__DATA SHOWN__
+++++
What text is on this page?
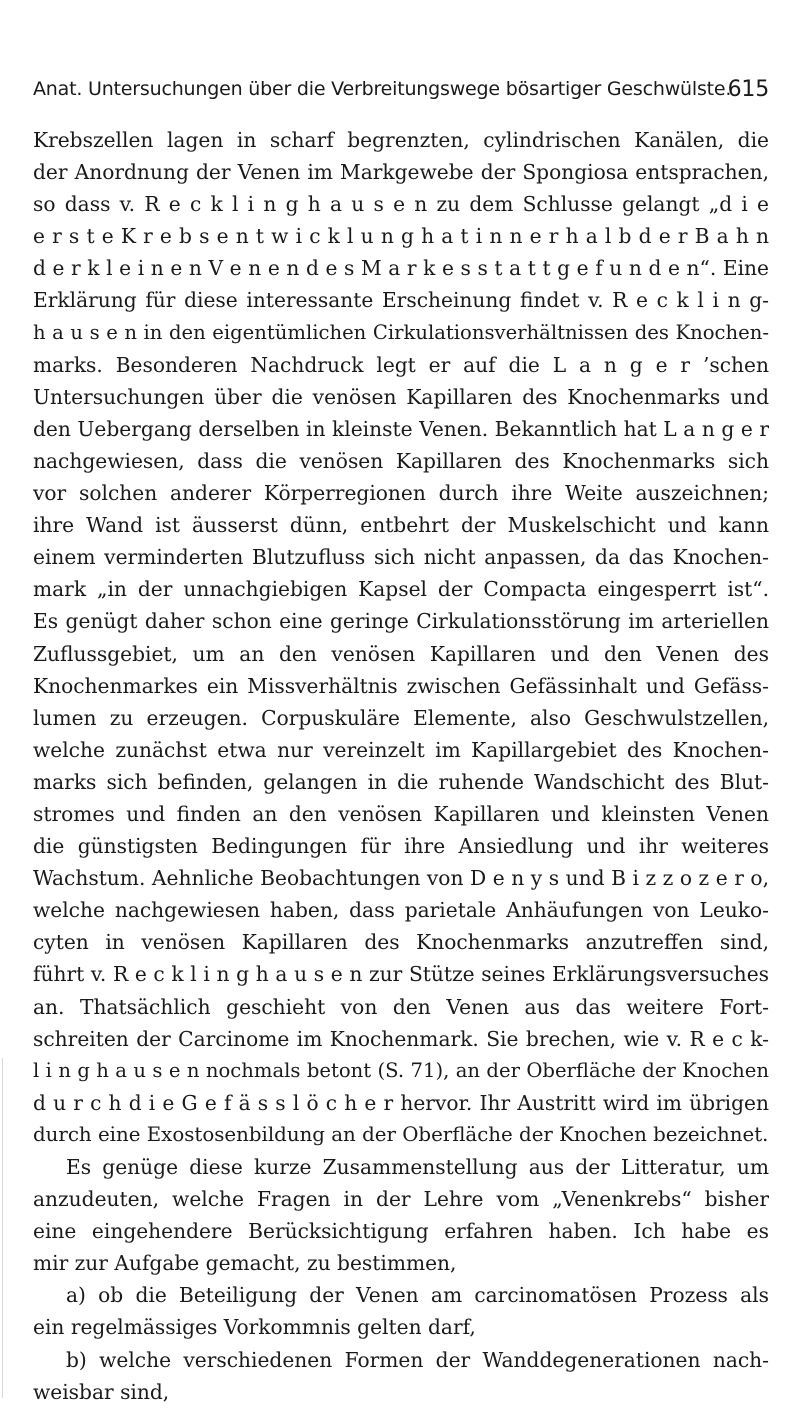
Anat. Untersuchungen über die Verbreitungswege bösartiger Geschwülste.
615
Krebszellen lagen in scharf begrenzten, cylindrischen Kanälen, die
der Anordnung der Venen im Markgewebe der Spongiosa entsprachen,
so dass v. R e c k l i n g h a u s e n zu dem Schlusse gelangt „d i e
e r s t e K r e b s e n t w i c k l u n g h a t i n n e r h a l b d e r B a h n
d e r k l e i n e n V e n e n d e s M a r k e s s t a t t g e f u n d e n“. Eine
Erklärung für diese interessante Erscheinung findet v. R e c k l i n g-
h a u s e n in den eigentümlichen Cirkulationsverhältnissen des Knochen-
marks. Besonderen Nachdruck legt er auf die L a n g e r ’schen
Untersuchungen über die venösen Kapillaren des Knochenmarks und
den Uebergang derselben in kleinste Venen. Bekanntlich hat L a n g e r
nachgewiesen, dass die venösen Kapillaren des Knochenmarks sich
vor solchen anderer Körperregionen durch ihre Weite auszeichnen;
ihre Wand ist äusserst dünn, entbehrt der Muskelschicht und kann
einem verminderten Blutzufluss sich nicht anpassen, da das Knochen-
mark „in der unnachgiebigen Kapsel der Compacta eingesperrt ist“.
Es genügt daher schon eine geringe Cirkulationsstörung im arteriellen
Zuflussgebiet, um an den venösen Kapillaren und den Venen des
Knochenmarkes ein Missverhältnis zwischen Gefässinhalt und Gefäss-
lumen zu erzeugen. Corpuskuläre Elemente, also Geschwulstzellen,
welche zunächst etwa nur vereinzelt im Kapillargebiet des Knochen-
marks sich befinden, gelangen in die ruhende Wandschicht des Blut-
stromes und finden an den venösen Kapillaren und kleinsten Venen
die günstigsten Bedingungen für ihre Ansiedlung und ihr weiteres
Wachstum. Aehnliche Beobachtungen von D e n y s und B i z z o z e r o,
welche nachgewiesen haben, dass parietale Anhäufungen von Leuko-
cyten in venösen Kapillaren des Knochenmarks anzutreffen sind,
führt v. R e c k l i n g h a u s e n zur Stütze seines Erklärungsversuches
an. Thatsächlich geschieht von den Venen aus das weitere Fort-
schreiten der Carcinome im Knochenmark. Sie brechen, wie v. R e c k-
l i n g h a u s e n nochmals betont (S. 71), an der Oberfläche der Knochen
d u r c h d i e G e f ä s s l ö c h e r hervor. Ihr Austritt wird im übrigen
durch eine Exostosenbildung an der Oberfläche der Knochen bezeichnet.
Es genüge diese kurze Zusammenstellung aus der Litteratur, um
anzudeuten, welche Fragen in der Lehre vom „Venenkrebs“ bisher
eine eingehendere Berücksichtigung erfahren haben. Ich habe es
mir zur Aufgabe gemacht, zu bestimmen,
a) ob die Beteiligung der Venen am carcinomatösen Prozess als
ein regelmässiges Vorkommnis gelten darf,
b) welche verschiedenen Formen der Wanddegenerationen nach-
weisbar sind,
+++++
__THE PROBLEM__
Locate all lines that include the word "diese" and copy them out.

__RESPONSE TO THIS EXERCISE__
Erklärung für diese interessante Erscheinung findet v. R e c k l i n g-
Es genüge diese kurze Zusammenstellung aus der Litteratur, um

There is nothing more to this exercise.